▶ [Lista de tareas]:
#1 Según el texto sobre el éxodo nicaragüense, ¿cuántas personas huían de Nicaragua?
#2 Prosigue el texto sobre el éxodo nicaragüense a partir de su última oración.

▶ [Texto del ejercicio]:

-----

Tenía siete años cuando comenzó el éxodo hacia el norte. Aún conservo las imágenes en mi mente. Alrededor de cinco mil personas, entre hombres, mujeres, jóvenes, ancianos y niños, huían de Nicaragua. El «éxodo», como fue nombrada la migración de 1984 que lideró José María Reina y Boris Letz, pasaba por Honduras escapando de la guerra civil nicaragüense. Miles de familias fueron desintegradas debido a la lucha entre los sandinistas y la Contra y Honduras fue el refugio de muchas familias. Otras llegaron hasta Guatemala, México y Estados Unidos. Aún recuerdo los rostros llenos de temor e incertidumbre de unos cuantos que se hospedaron en mi casa antes de seguir rumbo al norte. Temían por sus vidas. Hoy, 33 años después, la migración a gran escala continúa siendo un fenómeno que se repite a causa de la violencia que sigue reinando en Centroamérica.

-----

Elementos de datos
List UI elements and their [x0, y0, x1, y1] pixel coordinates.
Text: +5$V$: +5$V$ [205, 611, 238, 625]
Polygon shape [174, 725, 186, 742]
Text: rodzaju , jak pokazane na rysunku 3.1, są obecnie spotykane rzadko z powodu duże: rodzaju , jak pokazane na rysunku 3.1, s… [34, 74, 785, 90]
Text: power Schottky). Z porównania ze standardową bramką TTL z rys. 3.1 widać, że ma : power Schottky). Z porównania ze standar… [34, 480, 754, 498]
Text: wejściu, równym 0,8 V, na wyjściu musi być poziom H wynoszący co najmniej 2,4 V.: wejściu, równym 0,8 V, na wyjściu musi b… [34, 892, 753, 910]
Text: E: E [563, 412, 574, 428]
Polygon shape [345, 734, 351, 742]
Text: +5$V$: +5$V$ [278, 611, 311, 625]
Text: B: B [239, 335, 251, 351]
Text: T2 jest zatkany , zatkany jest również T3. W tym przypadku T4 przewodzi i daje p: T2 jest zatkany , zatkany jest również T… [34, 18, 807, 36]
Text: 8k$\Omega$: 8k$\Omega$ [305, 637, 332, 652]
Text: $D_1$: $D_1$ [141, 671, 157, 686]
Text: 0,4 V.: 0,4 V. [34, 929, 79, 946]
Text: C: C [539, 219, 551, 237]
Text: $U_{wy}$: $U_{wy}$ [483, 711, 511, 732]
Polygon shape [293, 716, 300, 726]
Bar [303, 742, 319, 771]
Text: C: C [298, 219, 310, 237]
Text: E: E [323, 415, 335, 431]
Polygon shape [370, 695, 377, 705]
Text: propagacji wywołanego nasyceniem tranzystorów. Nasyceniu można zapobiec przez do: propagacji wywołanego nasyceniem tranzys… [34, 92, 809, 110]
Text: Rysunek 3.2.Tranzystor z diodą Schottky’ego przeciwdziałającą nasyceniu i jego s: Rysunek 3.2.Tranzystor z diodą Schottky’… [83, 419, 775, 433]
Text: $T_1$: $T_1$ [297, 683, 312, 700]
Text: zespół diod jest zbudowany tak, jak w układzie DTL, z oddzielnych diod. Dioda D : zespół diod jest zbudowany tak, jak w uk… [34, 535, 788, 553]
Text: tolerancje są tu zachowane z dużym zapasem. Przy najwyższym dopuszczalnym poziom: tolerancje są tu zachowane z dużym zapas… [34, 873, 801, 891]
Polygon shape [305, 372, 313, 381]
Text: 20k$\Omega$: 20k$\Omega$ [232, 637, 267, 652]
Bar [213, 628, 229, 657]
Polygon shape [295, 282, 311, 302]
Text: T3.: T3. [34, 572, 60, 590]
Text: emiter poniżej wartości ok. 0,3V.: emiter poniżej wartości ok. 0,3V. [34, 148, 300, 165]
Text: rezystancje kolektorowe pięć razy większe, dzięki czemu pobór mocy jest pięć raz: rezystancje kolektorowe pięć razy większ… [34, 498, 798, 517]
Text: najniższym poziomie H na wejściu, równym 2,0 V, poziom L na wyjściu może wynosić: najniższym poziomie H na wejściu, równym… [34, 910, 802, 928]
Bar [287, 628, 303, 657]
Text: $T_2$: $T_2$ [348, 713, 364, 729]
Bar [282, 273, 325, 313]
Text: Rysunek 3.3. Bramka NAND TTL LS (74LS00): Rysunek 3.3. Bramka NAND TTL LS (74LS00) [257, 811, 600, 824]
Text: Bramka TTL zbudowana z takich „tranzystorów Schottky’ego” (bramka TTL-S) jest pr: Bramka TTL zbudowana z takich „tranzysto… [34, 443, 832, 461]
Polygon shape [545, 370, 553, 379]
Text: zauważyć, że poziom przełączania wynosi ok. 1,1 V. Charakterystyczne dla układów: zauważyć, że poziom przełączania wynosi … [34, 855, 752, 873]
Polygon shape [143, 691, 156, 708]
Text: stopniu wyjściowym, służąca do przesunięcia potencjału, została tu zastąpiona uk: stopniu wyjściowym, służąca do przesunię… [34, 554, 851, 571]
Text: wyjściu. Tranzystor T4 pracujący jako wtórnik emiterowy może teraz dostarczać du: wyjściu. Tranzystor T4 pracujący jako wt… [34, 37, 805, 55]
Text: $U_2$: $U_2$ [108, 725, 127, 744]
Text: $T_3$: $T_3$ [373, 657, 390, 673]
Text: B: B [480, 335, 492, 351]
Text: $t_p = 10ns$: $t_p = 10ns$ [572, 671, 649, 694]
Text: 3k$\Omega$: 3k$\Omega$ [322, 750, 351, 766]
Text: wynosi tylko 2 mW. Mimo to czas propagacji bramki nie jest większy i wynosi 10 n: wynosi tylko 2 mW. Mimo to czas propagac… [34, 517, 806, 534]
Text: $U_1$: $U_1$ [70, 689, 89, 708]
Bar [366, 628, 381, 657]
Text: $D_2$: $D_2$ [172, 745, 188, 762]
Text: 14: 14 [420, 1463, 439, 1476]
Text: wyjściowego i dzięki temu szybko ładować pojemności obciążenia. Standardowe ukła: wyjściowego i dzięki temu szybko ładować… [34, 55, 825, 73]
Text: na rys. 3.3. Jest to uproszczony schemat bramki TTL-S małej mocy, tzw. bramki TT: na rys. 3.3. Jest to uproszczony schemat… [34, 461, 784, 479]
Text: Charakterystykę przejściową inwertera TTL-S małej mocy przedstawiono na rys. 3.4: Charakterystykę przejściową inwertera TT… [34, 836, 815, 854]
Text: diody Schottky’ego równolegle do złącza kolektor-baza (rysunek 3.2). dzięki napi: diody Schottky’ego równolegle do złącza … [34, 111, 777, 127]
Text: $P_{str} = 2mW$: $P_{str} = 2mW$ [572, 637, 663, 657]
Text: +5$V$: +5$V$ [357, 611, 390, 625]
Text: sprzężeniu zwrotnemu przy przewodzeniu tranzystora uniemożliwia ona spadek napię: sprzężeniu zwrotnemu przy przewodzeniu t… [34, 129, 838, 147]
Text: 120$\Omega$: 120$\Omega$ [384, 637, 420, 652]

-----

▶ [Respuestas por tarea]:
#1 Alrededor de cinco mil personas.

#2
Las condiciones políticas y socioeconómicas precarias, y uno de los índices más altos de homicidio en el mundo a causa de la violencia de las pandillas, el crimen organizado y el narcotráfico, son algunas de las razones que continúan impulsando la migración en esta región. El número de niños no acompañados y familias procedentes de Centroamérica que han llegado a la frontera entre Estados Unidos y México desde 2011 es aterrador. La mayoría proviene del Triángulo Norte. Solo en 2016 el Servicio de Aduanas y Protección Fronteriza de Estados Unidos (CBP, por sus siglas en inglés) interceptó alrededor de 46,900 niños no acompañados y más de 70,400 familias procedentes de El Salvador, Guatemala y Honduras en la frontera entre Estados Unidos y México.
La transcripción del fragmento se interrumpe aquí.